### What the task asks
Reproduce all the material exactly, minus any pictures it holds.

### Input
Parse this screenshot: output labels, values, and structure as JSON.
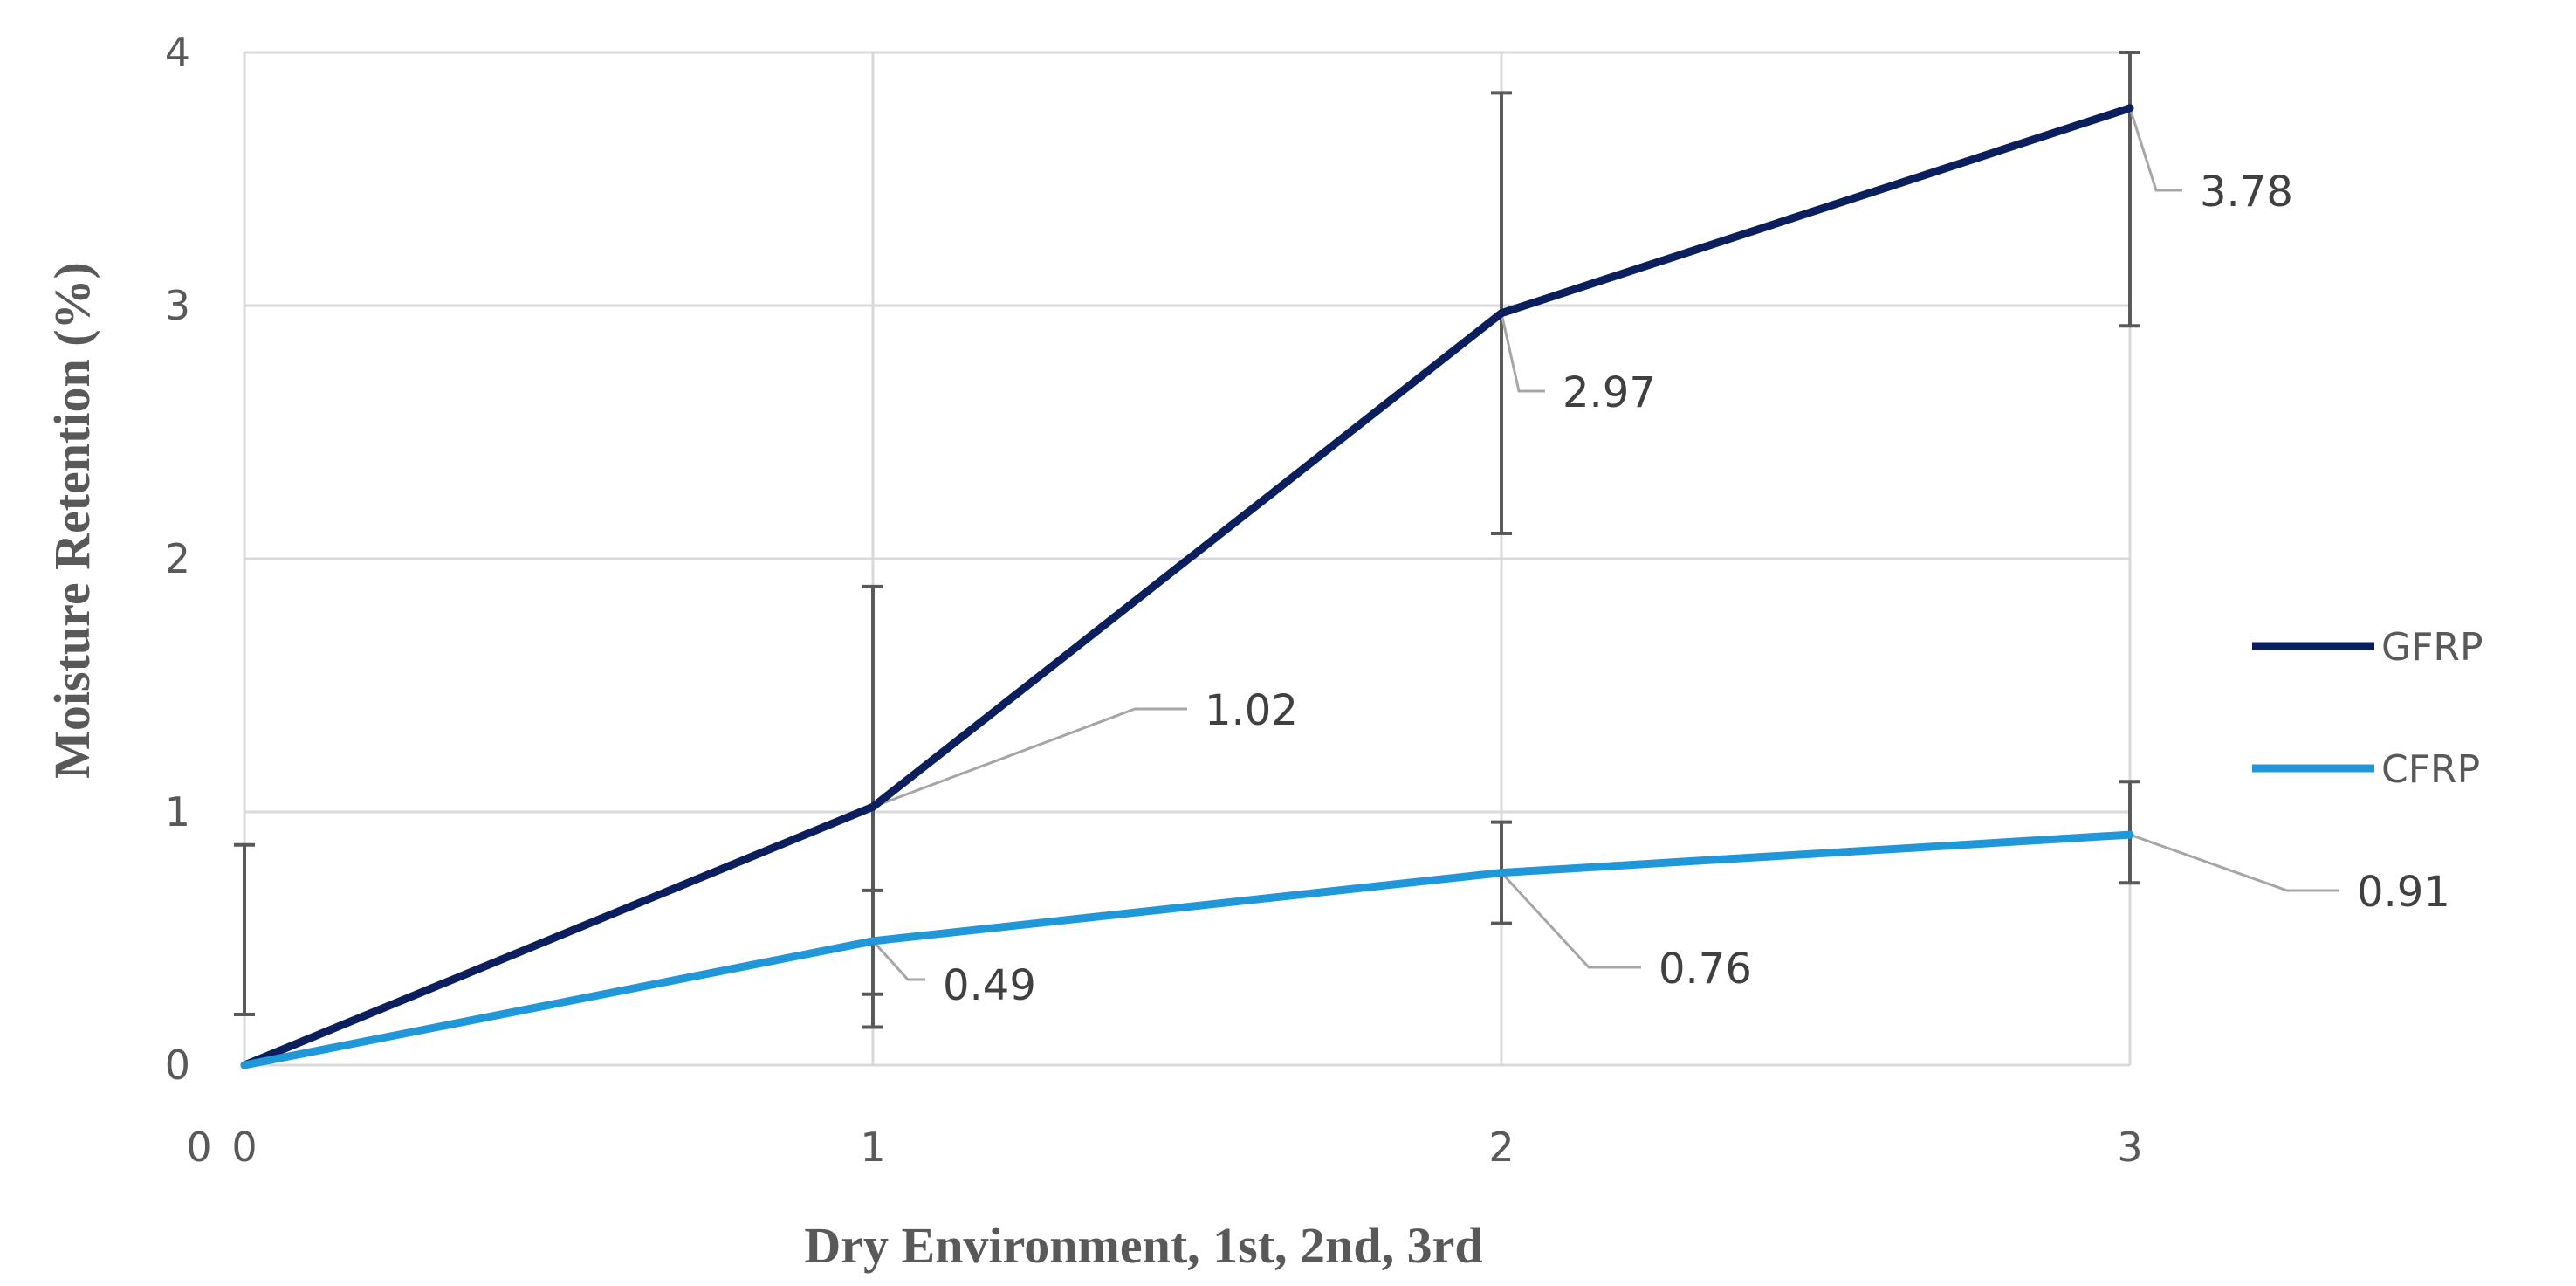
{
  "chart_data": {
    "type": "line",
    "xlabel": "Dry Environment, 1st, 2nd, 3rd",
    "ylabel": "Moisture Retention (%)",
    "x": [
      0,
      1,
      2,
      3
    ],
    "xlim": [
      0,
      3
    ],
    "ylim": [
      0,
      4
    ],
    "x_ticks": [
      "0",
      "1",
      "2",
      "3"
    ],
    "y_ticks": [
      "0",
      "1",
      "2",
      "3",
      "4"
    ],
    "x_origin_overlap_label": "0",
    "grid": true,
    "legend_position": "right",
    "series": [
      {
        "name": "GFRP",
        "color": "#0b1f5e",
        "values": [
          0,
          1.02,
          2.97,
          3.78
        ],
        "error_low": [
          null,
          0.28,
          2.1,
          2.92
        ],
        "error_high": [
          null,
          1.89,
          3.84,
          4.0
        ],
        "data_labels": [
          "",
          "1.02",
          "2.97",
          "3.78"
        ]
      },
      {
        "name": "CFRP",
        "color": "#1f97d9",
        "values": [
          0,
          0.49,
          0.76,
          0.91
        ],
        "error_low": [
          0.2,
          0.15,
          0.56,
          0.72
        ],
        "error_high": [
          0.87,
          0.69,
          0.96,
          1.12
        ],
        "data_labels": [
          "",
          "0.49",
          "0.76",
          "0.91"
        ]
      }
    ]
  }
}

### Answer for this exercise
Parse this screenshot: output labels, values, and structure as JSON.
{
  "chart_data": {
    "type": "line",
    "xlabel": "Dry Environment, 1st, 2nd, 3rd",
    "ylabel": "Moisture Retention (%)",
    "x": [
      0,
      1,
      2,
      3
    ],
    "xlim": [
      0,
      3
    ],
    "ylim": [
      0,
      4
    ],
    "x_ticks": [
      "0",
      "1",
      "2",
      "3"
    ],
    "y_ticks": [
      "0",
      "1",
      "2",
      "3",
      "4"
    ],
    "x_origin_overlap_label": "0",
    "grid": true,
    "legend_position": "right",
    "series": [
      {
        "name": "GFRP",
        "color": "#0b1f5e",
        "values": [
          0,
          1.02,
          2.97,
          3.78
        ],
        "error_low": [
          null,
          0.28,
          2.1,
          2.92
        ],
        "error_high": [
          null,
          1.89,
          3.84,
          4.0
        ],
        "data_labels": [
          "",
          "1.02",
          "2.97",
          "3.78"
        ]
      },
      {
        "name": "CFRP",
        "color": "#1f97d9",
        "values": [
          0,
          0.49,
          0.76,
          0.91
        ],
        "error_low": [
          0.2,
          0.15,
          0.56,
          0.72
        ],
        "error_high": [
          0.87,
          0.69,
          0.96,
          1.12
        ],
        "data_labels": [
          "",
          "0.49",
          "0.76",
          "0.91"
        ]
      }
    ]
  }
}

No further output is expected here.